[Begin RECORD EXTRACTS]
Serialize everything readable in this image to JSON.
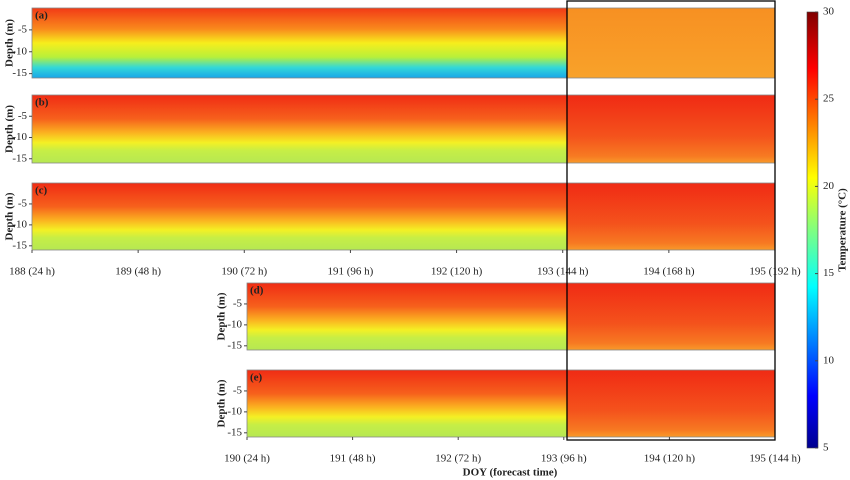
{
  "chart_data": [
    {
      "type": "heatmap",
      "label": "(a)",
      "ylabel": "Depth (m)",
      "xlim": [
        188,
        195
      ],
      "ylim": [
        -16,
        0
      ],
      "yticks": [
        -5,
        -10,
        -15
      ]
    },
    {
      "type": "heatmap",
      "label": "(b)",
      "ylabel": "Depth (m)",
      "xlim": [
        188,
        195
      ],
      "ylim": [
        -16,
        0
      ],
      "yticks": [
        -5,
        -10,
        -15
      ]
    },
    {
      "type": "heatmap",
      "label": "(c)",
      "ylabel": "Depth (m)",
      "xlim": [
        188,
        195
      ],
      "ylim": [
        -16,
        0
      ],
      "yticks": [
        -5,
        -10,
        -15
      ],
      "xticks": [
        {
          "value": 188,
          "label": "188 (24 h)"
        },
        {
          "value": 189,
          "label": "189 (48 h)"
        },
        {
          "value": 190,
          "label": "190 (72 h)"
        },
        {
          "value": 191,
          "label": "191 (96 h)"
        },
        {
          "value": 192,
          "label": "192 (120 h)"
        },
        {
          "value": 193,
          "label": "193 (144 h)"
        },
        {
          "value": 194,
          "label": "194 (168 h)"
        },
        {
          "value": 195,
          "label": "195 (192 h)"
        }
      ]
    },
    {
      "type": "heatmap",
      "label": "(d)",
      "ylabel": "Depth (m)",
      "xlim": [
        190,
        195
      ],
      "ylim": [
        -16,
        0
      ],
      "yticks": [
        -5,
        -10,
        -15
      ]
    },
    {
      "type": "heatmap",
      "label": "(e)",
      "ylabel": "Depth (m)",
      "xlabel": "DOY (forecast time)",
      "xlim": [
        190,
        195
      ],
      "ylim": [
        -16,
        0
      ],
      "yticks": [
        -5,
        -10,
        -15
      ],
      "xticks": [
        {
          "value": 190,
          "label": "190 (24 h)"
        },
        {
          "value": 191,
          "label": "191 (48 h)"
        },
        {
          "value": 192,
          "label": "192 (72 h)"
        },
        {
          "value": 193,
          "label": "193 (96 h)"
        },
        {
          "value": 194,
          "label": "194 (120 h)"
        },
        {
          "value": 195,
          "label": "195 (144 h)"
        }
      ]
    },
    {
      "type": "colorbar",
      "label": "Temperature (°C)",
      "ylim": [
        5,
        30
      ],
      "yticks": [
        5,
        10,
        15,
        20,
        25,
        30
      ]
    }
  ]
}
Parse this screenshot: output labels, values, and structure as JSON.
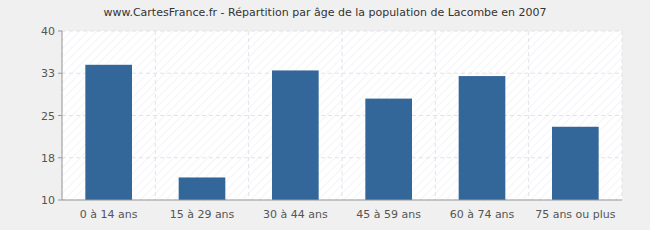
{
  "chart_data": {
    "type": "bar",
    "title": "www.CartesFrance.fr - Répartition par âge de la population de Lacombe en 2007",
    "categories": [
      "0 à 14 ans",
      "15 à 29 ans",
      "30 à 44 ans",
      "45 à 59 ans",
      "60 à 74 ans",
      "75 ans ou plus"
    ],
    "values": [
      34,
      14,
      33,
      28,
      32,
      23
    ],
    "color": "#336699",
    "ylim": [
      10,
      40
    ],
    "yticks": [
      10,
      {
        "value": 17.5,
        "label": "18"
      },
      25,
      {
        "value": 32.5,
        "label": "33"
      },
      40
    ],
    "grid": true
  }
}
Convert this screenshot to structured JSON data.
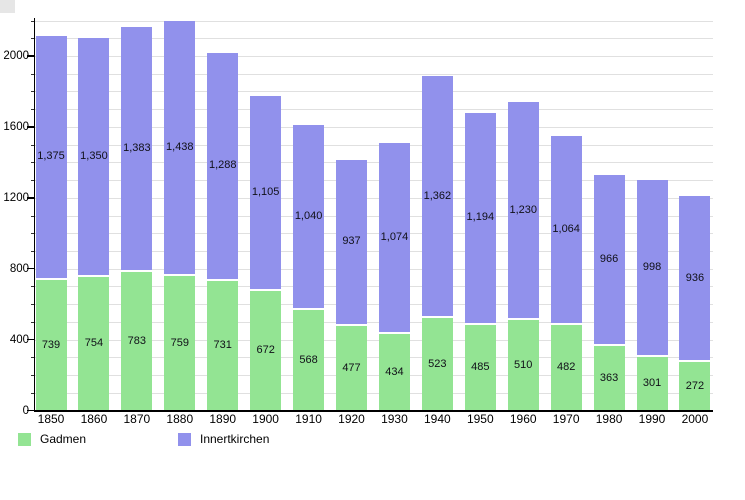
{
  "chart_data": {
    "type": "bar",
    "stacked": true,
    "title": "",
    "xlabel": "",
    "ylabel": "",
    "categories": [
      "1850",
      "1860",
      "1870",
      "1880",
      "1890",
      "1900",
      "1910",
      "1920",
      "1930",
      "1940",
      "1950",
      "1960",
      "1970",
      "1980",
      "1990",
      "2000"
    ],
    "series": [
      {
        "name": "Gadmen",
        "color": "#93E493",
        "values": [
          739,
          754,
          783,
          759,
          731,
          672,
          568,
          477,
          434,
          523,
          485,
          510,
          482,
          363,
          301,
          272
        ]
      },
      {
        "name": "Innertkirchen",
        "color": "#9191EC",
        "values": [
          1375,
          1350,
          1383,
          1438,
          1288,
          1105,
          1040,
          937,
          1074,
          1362,
          1194,
          1230,
          1064,
          966,
          998,
          936
        ]
      }
    ],
    "ylim": [
      0,
      2206
    ],
    "yticks": [
      0,
      400,
      800,
      1200,
      1600,
      2000
    ],
    "minor_grid_step": 100,
    "grid": true,
    "legend_position": "bottom",
    "colors": {
      "grid": "#e0e0e0",
      "axis": "#000000",
      "value_label": "#101018",
      "background": "#ffffff",
      "corner_artifact": "#e6e6e6"
    }
  },
  "legend": {
    "items": [
      {
        "label": "Gadmen",
        "color": "#93E493"
      },
      {
        "label": "Innertkirchen",
        "color": "#9191EC"
      }
    ]
  }
}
[End RECORD EXTRACTS]
TASK DIRECTIONS: Write out the listing word for word, omitting the pictures it holds.

WORKED ANSWER:
Serialize everything readable in this image to JSON.
{
  "chart_data": [
    {
      "type": "heatmap",
      "label": "(a)",
      "ylabel": "Depth (m)",
      "xlim": [
        188,
        195
      ],
      "ylim": [
        -16,
        0
      ],
      "yticks": [
        -5,
        -10,
        -15
      ]
    },
    {
      "type": "heatmap",
      "label": "(b)",
      "ylabel": "Depth (m)",
      "xlim": [
        188,
        195
      ],
      "ylim": [
        -16,
        0
      ],
      "yticks": [
        -5,
        -10,
        -15
      ]
    },
    {
      "type": "heatmap",
      "label": "(c)",
      "ylabel": "Depth (m)",
      "xlim": [
        188,
        195
      ],
      "ylim": [
        -16,
        0
      ],
      "yticks": [
        -5,
        -10,
        -15
      ],
      "xticks": [
        {
          "value": 188,
          "label": "188 (24 h)"
        },
        {
          "value": 189,
          "label": "189 (48 h)"
        },
        {
          "value": 190,
          "label": "190 (72 h)"
        },
        {
          "value": 191,
          "label": "191 (96 h)"
        },
        {
          "value": 192,
          "label": "192 (120 h)"
        },
        {
          "value": 193,
          "label": "193 (144 h)"
        },
        {
          "value": 194,
          "label": "194 (168 h)"
        },
        {
          "value": 195,
          "label": "195 (192 h)"
        }
      ]
    },
    {
      "type": "heatmap",
      "label": "(d)",
      "ylabel": "Depth (m)",
      "xlim": [
        190,
        195
      ],
      "ylim": [
        -16,
        0
      ],
      "yticks": [
        -5,
        -10,
        -15
      ]
    },
    {
      "type": "heatmap",
      "label": "(e)",
      "ylabel": "Depth (m)",
      "xlabel": "DOY (forecast time)",
      "xlim": [
        190,
        195
      ],
      "ylim": [
        -16,
        0
      ],
      "yticks": [
        -5,
        -10,
        -15
      ],
      "xticks": [
        {
          "value": 190,
          "label": "190 (24 h)"
        },
        {
          "value": 191,
          "label": "191 (48 h)"
        },
        {
          "value": 192,
          "label": "192 (72 h)"
        },
        {
          "value": 193,
          "label": "193 (96 h)"
        },
        {
          "value": 194,
          "label": "194 (120 h)"
        },
        {
          "value": 195,
          "label": "195 (144 h)"
        }
      ]
    },
    {
      "type": "colorbar",
      "label": "Temperature (°C)",
      "ylim": [
        5,
        30
      ],
      "yticks": [
        5,
        10,
        15,
        20,
        25,
        30
      ]
    }
  ]
}
Parse this screenshot: output labels, values, and structure as JSON.
{
  "chart_data": {
    "type": "bar",
    "title": "www.CartesFrance.fr - Répartition par âge de la population de Lacombe en 2007",
    "categories": [
      "0 à 14 ans",
      "15 à 29 ans",
      "30 à 44 ans",
      "45 à 59 ans",
      "60 à 74 ans",
      "75 ans ou plus"
    ],
    "values": [
      34,
      14,
      33,
      28,
      32,
      23
    ],
    "color": "#336699",
    "ylim": [
      10,
      40
    ],
    "yticks": [
      10,
      {
        "value": 17.5,
        "label": "18"
      },
      25,
      {
        "value": 32.5,
        "label": "33"
      },
      40
    ],
    "grid": true
  }
}
Convert this screenshot to structured JSON data.
{
  "chart_data": {
    "type": "bar",
    "stacked": true,
    "title": "",
    "xlabel": "",
    "ylabel": "",
    "categories": [
      "1850",
      "1860",
      "1870",
      "1880",
      "1890",
      "1900",
      "1910",
      "1920",
      "1930",
      "1940",
      "1950",
      "1960",
      "1970",
      "1980",
      "1990",
      "2000"
    ],
    "series": [
      {
        "name": "Gadmen",
        "color": "#93E493",
        "values": [
          739,
          754,
          783,
          759,
          731,
          672,
          568,
          477,
          434,
          523,
          485,
          510,
          482,
          363,
          301,
          272
        ]
      },
      {
        "name": "Innertkirchen",
        "color": "#9191EC",
        "values": [
          1375,
          1350,
          1383,
          1438,
          1288,
          1105,
          1040,
          937,
          1074,
          1362,
          1194,
          1230,
          1064,
          966,
          998,
          936
        ]
      }
    ],
    "ylim": [
      0,
      2206
    ],
    "yticks": [
      0,
      400,
      800,
      1200,
      1600,
      2000
    ],
    "minor_grid_step": 100,
    "grid": true,
    "legend_position": "bottom",
    "colors": {
      "grid": "#e0e0e0",
      "axis": "#000000",
      "value_label": "#101018",
      "background": "#ffffff",
      "corner_artifact": "#e6e6e6"
    }
  },
  "legend": {
    "items": [
      {
        "label": "Gadmen",
        "color": "#93E493"
      },
      {
        "label": "Innertkirchen",
        "color": "#9191EC"
      }
    ]
  }
}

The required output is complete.